**PROBLEM TO WORK ON:** Could you write out every entry exactly as it stands?

◆ ◆ ◆

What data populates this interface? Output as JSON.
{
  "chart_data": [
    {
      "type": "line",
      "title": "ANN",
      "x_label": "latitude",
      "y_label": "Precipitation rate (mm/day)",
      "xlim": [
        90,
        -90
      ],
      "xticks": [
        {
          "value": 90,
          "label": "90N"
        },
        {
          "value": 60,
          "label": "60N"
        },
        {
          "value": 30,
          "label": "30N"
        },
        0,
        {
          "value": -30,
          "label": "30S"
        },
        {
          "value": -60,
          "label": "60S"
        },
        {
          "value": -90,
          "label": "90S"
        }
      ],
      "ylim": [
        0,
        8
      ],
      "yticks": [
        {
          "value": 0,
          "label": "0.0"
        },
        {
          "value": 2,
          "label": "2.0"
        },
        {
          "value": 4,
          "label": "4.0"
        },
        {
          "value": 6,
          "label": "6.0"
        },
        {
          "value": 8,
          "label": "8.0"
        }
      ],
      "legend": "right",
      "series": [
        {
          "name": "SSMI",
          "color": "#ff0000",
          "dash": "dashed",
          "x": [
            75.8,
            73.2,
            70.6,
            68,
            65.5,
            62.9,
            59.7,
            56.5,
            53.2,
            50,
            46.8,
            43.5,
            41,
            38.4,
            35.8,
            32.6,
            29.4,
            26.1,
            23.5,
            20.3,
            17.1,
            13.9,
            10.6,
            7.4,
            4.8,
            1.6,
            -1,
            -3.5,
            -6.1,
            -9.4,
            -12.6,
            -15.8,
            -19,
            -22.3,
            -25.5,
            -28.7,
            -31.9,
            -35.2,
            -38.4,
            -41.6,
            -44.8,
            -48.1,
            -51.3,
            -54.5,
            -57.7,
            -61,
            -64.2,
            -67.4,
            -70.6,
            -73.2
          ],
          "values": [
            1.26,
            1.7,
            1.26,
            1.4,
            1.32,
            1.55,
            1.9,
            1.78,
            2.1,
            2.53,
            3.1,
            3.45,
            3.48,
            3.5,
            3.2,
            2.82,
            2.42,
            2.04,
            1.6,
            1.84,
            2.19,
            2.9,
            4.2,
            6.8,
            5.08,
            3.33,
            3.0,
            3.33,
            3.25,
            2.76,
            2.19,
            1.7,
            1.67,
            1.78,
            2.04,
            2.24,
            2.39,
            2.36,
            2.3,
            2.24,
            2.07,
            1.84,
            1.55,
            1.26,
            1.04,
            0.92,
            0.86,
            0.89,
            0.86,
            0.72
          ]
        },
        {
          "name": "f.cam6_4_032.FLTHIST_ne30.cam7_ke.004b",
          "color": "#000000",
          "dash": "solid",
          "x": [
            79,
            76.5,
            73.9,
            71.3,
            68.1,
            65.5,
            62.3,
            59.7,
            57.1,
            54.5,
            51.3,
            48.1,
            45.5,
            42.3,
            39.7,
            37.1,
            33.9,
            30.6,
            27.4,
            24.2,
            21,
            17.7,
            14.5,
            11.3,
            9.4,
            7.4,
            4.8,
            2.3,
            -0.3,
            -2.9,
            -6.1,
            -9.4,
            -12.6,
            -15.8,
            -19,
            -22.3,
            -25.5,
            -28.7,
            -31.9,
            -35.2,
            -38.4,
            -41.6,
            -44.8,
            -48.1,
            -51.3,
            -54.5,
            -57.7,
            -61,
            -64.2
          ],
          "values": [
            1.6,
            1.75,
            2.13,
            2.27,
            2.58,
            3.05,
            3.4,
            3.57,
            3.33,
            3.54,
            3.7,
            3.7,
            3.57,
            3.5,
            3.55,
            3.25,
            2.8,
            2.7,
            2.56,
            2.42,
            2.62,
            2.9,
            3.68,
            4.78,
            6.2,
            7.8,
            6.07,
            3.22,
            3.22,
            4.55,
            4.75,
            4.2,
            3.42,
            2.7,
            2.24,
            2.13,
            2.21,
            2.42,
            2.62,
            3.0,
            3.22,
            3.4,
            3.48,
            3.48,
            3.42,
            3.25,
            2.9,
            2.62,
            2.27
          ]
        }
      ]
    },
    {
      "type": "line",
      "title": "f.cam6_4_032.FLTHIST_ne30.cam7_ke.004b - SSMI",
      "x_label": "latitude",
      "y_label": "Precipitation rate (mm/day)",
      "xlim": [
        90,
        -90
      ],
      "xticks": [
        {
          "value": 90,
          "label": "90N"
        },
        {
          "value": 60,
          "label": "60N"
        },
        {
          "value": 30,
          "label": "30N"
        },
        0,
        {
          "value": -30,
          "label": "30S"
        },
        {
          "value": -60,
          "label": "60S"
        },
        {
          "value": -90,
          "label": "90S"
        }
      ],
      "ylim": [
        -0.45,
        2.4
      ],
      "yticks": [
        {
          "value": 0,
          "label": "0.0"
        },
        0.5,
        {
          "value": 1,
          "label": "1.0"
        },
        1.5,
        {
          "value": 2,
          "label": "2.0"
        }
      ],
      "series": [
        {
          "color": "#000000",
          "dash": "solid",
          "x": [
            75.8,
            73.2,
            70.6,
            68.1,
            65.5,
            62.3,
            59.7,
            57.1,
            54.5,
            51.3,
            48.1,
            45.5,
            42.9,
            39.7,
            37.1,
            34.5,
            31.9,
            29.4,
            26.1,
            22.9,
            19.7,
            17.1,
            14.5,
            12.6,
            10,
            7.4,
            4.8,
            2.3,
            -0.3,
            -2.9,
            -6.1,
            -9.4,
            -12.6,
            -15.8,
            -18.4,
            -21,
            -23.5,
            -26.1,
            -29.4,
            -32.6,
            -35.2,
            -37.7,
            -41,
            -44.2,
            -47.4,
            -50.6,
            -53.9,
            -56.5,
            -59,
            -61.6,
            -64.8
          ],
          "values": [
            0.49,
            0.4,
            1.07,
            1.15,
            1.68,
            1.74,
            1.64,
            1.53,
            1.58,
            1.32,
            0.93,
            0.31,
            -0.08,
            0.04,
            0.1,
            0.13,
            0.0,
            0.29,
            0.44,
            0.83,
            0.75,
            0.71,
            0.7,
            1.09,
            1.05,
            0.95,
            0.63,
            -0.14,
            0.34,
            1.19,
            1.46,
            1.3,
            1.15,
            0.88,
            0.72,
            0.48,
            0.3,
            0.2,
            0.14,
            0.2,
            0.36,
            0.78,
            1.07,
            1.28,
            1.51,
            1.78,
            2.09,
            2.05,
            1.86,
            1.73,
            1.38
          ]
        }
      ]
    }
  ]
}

◆ ◆ ◆

**COMPLETE OUTPUT:**
What data populates this interface? Output as JSON.
{
  "chart_data": [
    {
      "type": "line",
      "title": "ANN",
      "x_label": "latitude",
      "y_label": "Precipitation rate (mm/day)",
      "xlim": [
        90,
        -90
      ],
      "xticks": [
        {
          "value": 90,
          "label": "90N"
        },
        {
          "value": 60,
          "label": "60N"
        },
        {
          "value": 30,
          "label": "30N"
        },
        0,
        {
          "value": -30,
          "label": "30S"
        },
        {
          "value": -60,
          "label": "60S"
        },
        {
          "value": -90,
          "label": "90S"
        }
      ],
      "ylim": [
        0,
        8
      ],
      "yticks": [
        {
          "value": 0,
          "label": "0.0"
        },
        {
          "value": 2,
          "label": "2.0"
        },
        {
          "value": 4,
          "label": "4.0"
        },
        {
          "value": 6,
          "label": "6.0"
        },
        {
          "value": 8,
          "label": "8.0"
        }
      ],
      "legend": "right",
      "series": [
        {
          "name": "SSMI",
          "color": "#ff0000",
          "dash": "dashed",
          "x": [
            75.8,
            73.2,
            70.6,
            68,
            65.5,
            62.9,
            59.7,
            56.5,
            53.2,
            50,
            46.8,
            43.5,
            41,
            38.4,
            35.8,
            32.6,
            29.4,
            26.1,
            23.5,
            20.3,
            17.1,
            13.9,
            10.6,
            7.4,
            4.8,
            1.6,
            -1,
            -3.5,
            -6.1,
            -9.4,
            -12.6,
            -15.8,
            -19,
            -22.3,
            -25.5,
            -28.7,
            -31.9,
            -35.2,
            -38.4,
            -41.6,
            -44.8,
            -48.1,
            -51.3,
            -54.5,
            -57.7,
            -61,
            -64.2,
            -67.4,
            -70.6,
            -73.2
          ],
          "values": [
            1.26,
            1.7,
            1.26,
            1.4,
            1.32,
            1.55,
            1.9,
            1.78,
            2.1,
            2.53,
            3.1,
            3.45,
            3.48,
            3.5,
            3.2,
            2.82,
            2.42,
            2.04,
            1.6,
            1.84,
            2.19,
            2.9,
            4.2,
            6.8,
            5.08,
            3.33,
            3.0,
            3.33,
            3.25,
            2.76,
            2.19,
            1.7,
            1.67,
            1.78,
            2.04,
            2.24,
            2.39,
            2.36,
            2.3,
            2.24,
            2.07,
            1.84,
            1.55,
            1.26,
            1.04,
            0.92,
            0.86,
            0.89,
            0.86,
            0.72
          ]
        },
        {
          "name": "f.cam6_4_032.FLTHIST_ne30.cam7_ke.004b",
          "color": "#000000",
          "dash": "solid",
          "x": [
            79,
            76.5,
            73.9,
            71.3,
            68.1,
            65.5,
            62.3,
            59.7,
            57.1,
            54.5,
            51.3,
            48.1,
            45.5,
            42.3,
            39.7,
            37.1,
            33.9,
            30.6,
            27.4,
            24.2,
            21,
            17.7,
            14.5,
            11.3,
            9.4,
            7.4,
            4.8,
            2.3,
            -0.3,
            -2.9,
            -6.1,
            -9.4,
            -12.6,
            -15.8,
            -19,
            -22.3,
            -25.5,
            -28.7,
            -31.9,
            -35.2,
            -38.4,
            -41.6,
            -44.8,
            -48.1,
            -51.3,
            -54.5,
            -57.7,
            -61,
            -64.2
          ],
          "values": [
            1.6,
            1.75,
            2.13,
            2.27,
            2.58,
            3.05,
            3.4,
            3.57,
            3.33,
            3.54,
            3.7,
            3.7,
            3.57,
            3.5,
            3.55,
            3.25,
            2.8,
            2.7,
            2.56,
            2.42,
            2.62,
            2.9,
            3.68,
            4.78,
            6.2,
            7.8,
            6.07,
            3.22,
            3.22,
            4.55,
            4.75,
            4.2,
            3.42,
            2.7,
            2.24,
            2.13,
            2.21,
            2.42,
            2.62,
            3.0,
            3.22,
            3.4,
            3.48,
            3.48,
            3.42,
            3.25,
            2.9,
            2.62,
            2.27
          ]
        }
      ]
    },
    {
      "type": "line",
      "title": "f.cam6_4_032.FLTHIST_ne30.cam7_ke.004b - SSMI",
      "x_label": "latitude",
      "y_label": "Precipitation rate (mm/day)",
      "xlim": [
        90,
        -90
      ],
      "xticks": [
        {
          "value": 90,
          "label": "90N"
        },
        {
          "value": 60,
          "label": "60N"
        },
        {
          "value": 30,
          "label": "30N"
        },
        0,
        {
          "value": -30,
          "label": "30S"
        },
        {
          "value": -60,
          "label": "60S"
        },
        {
          "value": -90,
          "label": "90S"
        }
      ],
      "ylim": [
        -0.45,
        2.4
      ],
      "yticks": [
        {
          "value": 0,
          "label": "0.0"
        },
        0.5,
        {
          "value": 1,
          "label": "1.0"
        },
        1.5,
        {
          "value": 2,
          "label": "2.0"
        }
      ],
      "series": [
        {
          "color": "#000000",
          "dash": "solid",
          "x": [
            75.8,
            73.2,
            70.6,
            68.1,
            65.5,
            62.3,
            59.7,
            57.1,
            54.5,
            51.3,
            48.1,
            45.5,
            42.9,
            39.7,
            37.1,
            34.5,
            31.9,
            29.4,
            26.1,
            22.9,
            19.7,
            17.1,
            14.5,
            12.6,
            10,
            7.4,
            4.8,
            2.3,
            -0.3,
            -2.9,
            -6.1,
            -9.4,
            -12.6,
            -15.8,
            -18.4,
            -21,
            -23.5,
            -26.1,
            -29.4,
            -32.6,
            -35.2,
            -37.7,
            -41,
            -44.2,
            -47.4,
            -50.6,
            -53.9,
            -56.5,
            -59,
            -61.6,
            -64.8
          ],
          "values": [
            0.49,
            0.4,
            1.07,
            1.15,
            1.68,
            1.74,
            1.64,
            1.53,
            1.58,
            1.32,
            0.93,
            0.31,
            -0.08,
            0.04,
            0.1,
            0.13,
            0.0,
            0.29,
            0.44,
            0.83,
            0.75,
            0.71,
            0.7,
            1.09,
            1.05,
            0.95,
            0.63,
            -0.14,
            0.34,
            1.19,
            1.46,
            1.3,
            1.15,
            0.88,
            0.72,
            0.48,
            0.3,
            0.2,
            0.14,
            0.2,
            0.36,
            0.78,
            1.07,
            1.28,
            1.51,
            1.78,
            2.09,
            2.05,
            1.86,
            1.73,
            1.38
          ]
        }
      ]
    }
  ]
}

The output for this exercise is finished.